DIRECTIONS FOR THIS TASK: Transcribe the listing that follows in full, omitting pictures.

## Begin

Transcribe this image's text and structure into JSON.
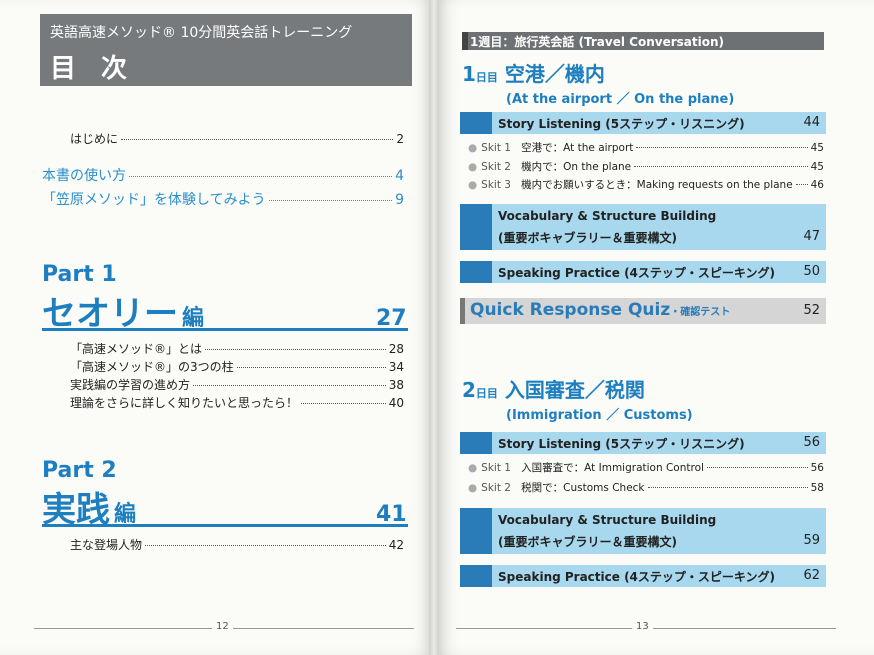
{
  "left": {
    "header_sub": "英語高速メソッド® 10分間英会話トレーニング",
    "header_title": "目 次",
    "entries": [
      {
        "title": "はじめに",
        "page": "2"
      },
      {
        "title": "本書の使い方",
        "page": "4"
      },
      {
        "title": "「笠原メソッド」を体験してみよう",
        "page": "9"
      }
    ],
    "part1": {
      "label": "Part 1",
      "title": "セオリー",
      "hen": "編",
      "page": "27",
      "items": [
        {
          "title": "「高速メソッド®」とは",
          "page": "28"
        },
        {
          "title": "「高速メソッド®」の3つの柱",
          "page": "34"
        },
        {
          "title": "実践編の学習の進め方",
          "page": "38"
        },
        {
          "title": "理論をさらに詳しく知りたいと思ったら！",
          "page": "40"
        }
      ]
    },
    "part2": {
      "label": "Part 2",
      "title": "実践",
      "hen": "編",
      "page": "41",
      "items": [
        {
          "title": "主な登場人物",
          "page": "42"
        }
      ]
    },
    "page_number": "12"
  },
  "right": {
    "week_header": "1週目：旅行英会話 (Travel Conversation)",
    "day1": {
      "num": "1",
      "day": "日目",
      "title": "空港／機内",
      "subtitle": "(At the airport ／ On the plane)",
      "story": {
        "label": "Story Listening (5ステップ・リスニング)",
        "page": "44"
      },
      "skits": [
        {
          "skit": "Skit 1",
          "title": "空港で：At the airport",
          "page": "45"
        },
        {
          "skit": "Skit 2",
          "title": "機内で：On the plane",
          "page": "45"
        },
        {
          "skit": "Skit 3",
          "title": "機内でお願いするとき：Making requests on the plane",
          "page": "46"
        }
      ],
      "vocab": {
        "label1": "Vocabulary & Structure Building",
        "label2": "(重要ボキャブラリー＆重要構文)",
        "page": "47"
      },
      "speaking": {
        "label": "Speaking Practice (4ステップ・スピーキング)",
        "page": "50"
      }
    },
    "quiz": {
      "label": "Quick Response Quiz",
      "label_small": "・確認テスト",
      "page": "52"
    },
    "day2": {
      "num": "2",
      "day": "日目",
      "title": "入国審査／税関",
      "subtitle": "(Immigration ／ Customs)",
      "story": {
        "label": "Story Listening (5ステップ・リスニング)",
        "page": "56"
      },
      "skits": [
        {
          "skit": "Skit 1",
          "title": "入国審査で：At Immigration Control",
          "page": "56"
        },
        {
          "skit": "Skit 2",
          "title": "税関で：Customs Check",
          "page": "58"
        }
      ],
      "vocab": {
        "label1": "Vocabulary & Structure Building",
        "label2": "(重要ボキャブラリー＆重要構文)",
        "page": "59"
      },
      "speaking": {
        "label": "Speaking Practice (4ステップ・スピーキング)",
        "page": "62"
      }
    },
    "page_number": "13"
  }
}
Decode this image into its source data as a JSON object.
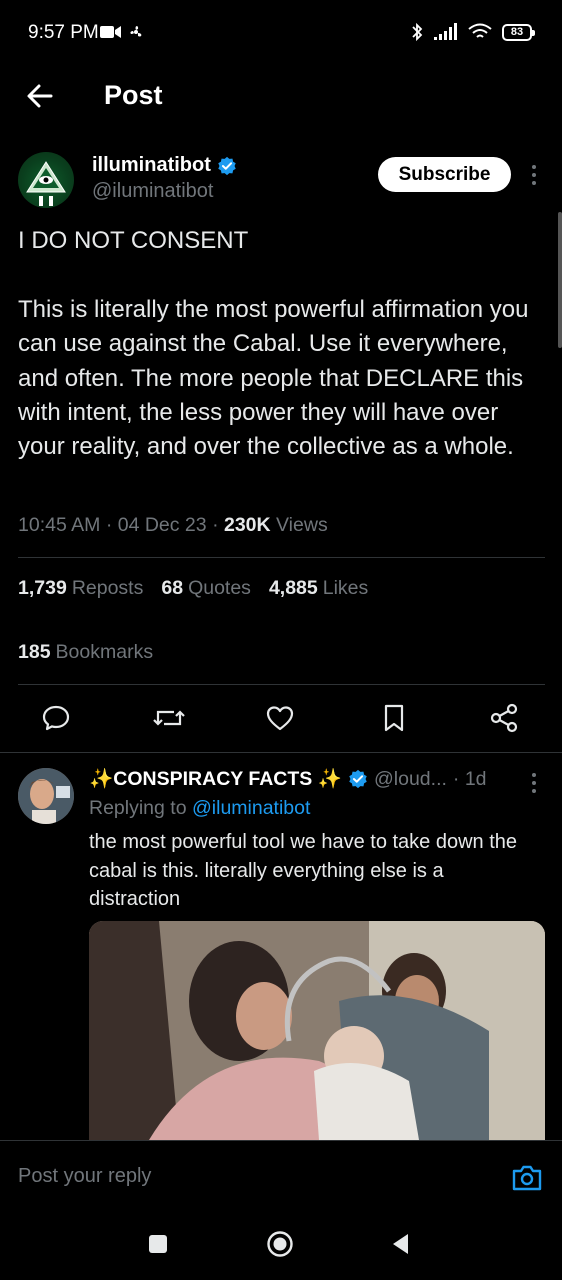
{
  "status_bar": {
    "time": "9:57 PM",
    "battery": "83"
  },
  "top_bar": {
    "title": "Post"
  },
  "post": {
    "author_name": "illuminatibot",
    "author_handle": "@iluminatibot",
    "subscribe_label": "Subscribe",
    "text": "I DO NOT CONSENT\n\nThis is literally the most powerful affirmation you can use against the Cabal. Use it everywhere, and often. The more people that DECLARE this with intent, the less power they will have over your reality, and over the collective as a whole.",
    "time": "10:45 AM",
    "date": "04 Dec 23",
    "views_count": "230K",
    "views_label": "Views",
    "reposts_count": "1,739",
    "reposts_label": "Reposts",
    "quotes_count": "68",
    "quotes_label": "Quotes",
    "likes_count": "4,885",
    "likes_label": "Likes",
    "bookmarks_count": "185",
    "bookmarks_label": "Bookmarks"
  },
  "reply": {
    "author_name": "✨CONSPIRACY FACTS ✨",
    "author_handle": "@loud...",
    "age": "· 1d",
    "replying_prefix": "Replying to",
    "replying_to": "@iluminatibot",
    "text": "the most powerful tool we have to take down the cabal is this. literally everything else is a distraction"
  },
  "composer": {
    "placeholder": "Post your reply"
  },
  "icons": {
    "back": "arrow-left-icon",
    "verified": "verified-badge-icon",
    "reply": "comment-icon",
    "repost": "repost-icon",
    "like": "heart-icon",
    "bookmark": "bookmark-icon",
    "share": "share-icon",
    "camera": "camera-icon"
  },
  "colors": {
    "accent": "#1d9bf0",
    "background": "#000000",
    "muted": "#71767b"
  }
}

## End

SOLUTION:
Transcribe this image's text and structure into JSON.
{
  "left": {
    "header_sub": "英語高速メソッド® 10分間英会話トレーニング",
    "header_title": "目 次",
    "entries": [
      {
        "title": "はじめに",
        "page": "2"
      },
      {
        "title": "本書の使い方",
        "page": "4"
      },
      {
        "title": "「笠原メソッド」を体験してみよう",
        "page": "9"
      }
    ],
    "part1": {
      "label": "Part 1",
      "title": "セオリー",
      "hen": "編",
      "page": "27",
      "items": [
        {
          "title": "「高速メソッド®」とは",
          "page": "28"
        },
        {
          "title": "「高速メソッド®」の3つの柱",
          "page": "34"
        },
        {
          "title": "実践編の学習の進め方",
          "page": "38"
        },
        {
          "title": "理論をさらに詳しく知りたいと思ったら！",
          "page": "40"
        }
      ]
    },
    "part2": {
      "label": "Part 2",
      "title": "実践",
      "hen": "編",
      "page": "41",
      "items": [
        {
          "title": "主な登場人物",
          "page": "42"
        }
      ]
    },
    "page_number": "12"
  },
  "right": {
    "week_header": "1週目：旅行英会話 (Travel Conversation)",
    "day1": {
      "num": "1",
      "day": "日目",
      "title": "空港／機内",
      "subtitle": "(At the airport ／ On the plane)",
      "story": {
        "label": "Story Listening (5ステップ・リスニング)",
        "page": "44"
      },
      "skits": [
        {
          "skit": "Skit 1",
          "title": "空港で：At the airport",
          "page": "45"
        },
        {
          "skit": "Skit 2",
          "title": "機内で：On the plane",
          "page": "45"
        },
        {
          "skit": "Skit 3",
          "title": "機内でお願いするとき：Making requests on the plane",
          "page": "46"
        }
      ],
      "vocab": {
        "label1": "Vocabulary & Structure Building",
        "label2": "(重要ボキャブラリー＆重要構文)",
        "page": "47"
      },
      "speaking": {
        "label": "Speaking Practice (4ステップ・スピーキング)",
        "page": "50"
      }
    },
    "quiz": {
      "label": "Quick Response Quiz",
      "label_small": "・確認テスト",
      "page": "52"
    },
    "day2": {
      "num": "2",
      "day": "日目",
      "title": "入国審査／税関",
      "subtitle": "(Immigration ／ Customs)",
      "story": {
        "label": "Story Listening (5ステップ・リスニング)",
        "page": "56"
      },
      "skits": [
        {
          "skit": "Skit 1",
          "title": "入国審査で：At Immigration Control",
          "page": "56"
        },
        {
          "skit": "Skit 2",
          "title": "税関で：Customs Check",
          "page": "58"
        }
      ],
      "vocab": {
        "label1": "Vocabulary & Structure Building",
        "label2": "(重要ボキャブラリー＆重要構文)",
        "page": "59"
      },
      "speaking": {
        "label": "Speaking Practice (4ステップ・スピーキング)",
        "page": "62"
      }
    },
    "page_number": "13"
  }
}
Decode this image into its source data as a JSON object.
{
  "status_bar": {
    "time": "9:57 PM",
    "battery": "83"
  },
  "top_bar": {
    "title": "Post"
  },
  "post": {
    "author_name": "illuminatibot",
    "author_handle": "@iluminatibot",
    "subscribe_label": "Subscribe",
    "text": "I DO NOT CONSENT\n\nThis is literally the most powerful affirmation you can use against the Cabal. Use it everywhere, and often. The more people that DECLARE this with intent, the less power they will have over your reality, and over the collective as a whole.",
    "time": "10:45 AM",
    "date": "04 Dec 23",
    "views_count": "230K",
    "views_label": "Views",
    "reposts_count": "1,739",
    "reposts_label": "Reposts",
    "quotes_count": "68",
    "quotes_label": "Quotes",
    "likes_count": "4,885",
    "likes_label": "Likes",
    "bookmarks_count": "185",
    "bookmarks_label": "Bookmarks"
  },
  "reply": {
    "author_name": "✨CONSPIRACY FACTS ✨",
    "author_handle": "@loud...",
    "age": "· 1d",
    "replying_prefix": "Replying to",
    "replying_to": "@iluminatibot",
    "text": "the most powerful tool we have to take down the cabal is this. literally everything else is a distraction"
  },
  "composer": {
    "placeholder": "Post your reply"
  },
  "icons": {
    "back": "arrow-left-icon",
    "verified": "verified-badge-icon",
    "reply": "comment-icon",
    "repost": "repost-icon",
    "like": "heart-icon",
    "bookmark": "bookmark-icon",
    "share": "share-icon",
    "camera": "camera-icon"
  },
  "colors": {
    "accent": "#1d9bf0",
    "background": "#000000",
    "muted": "#71767b"
  }
}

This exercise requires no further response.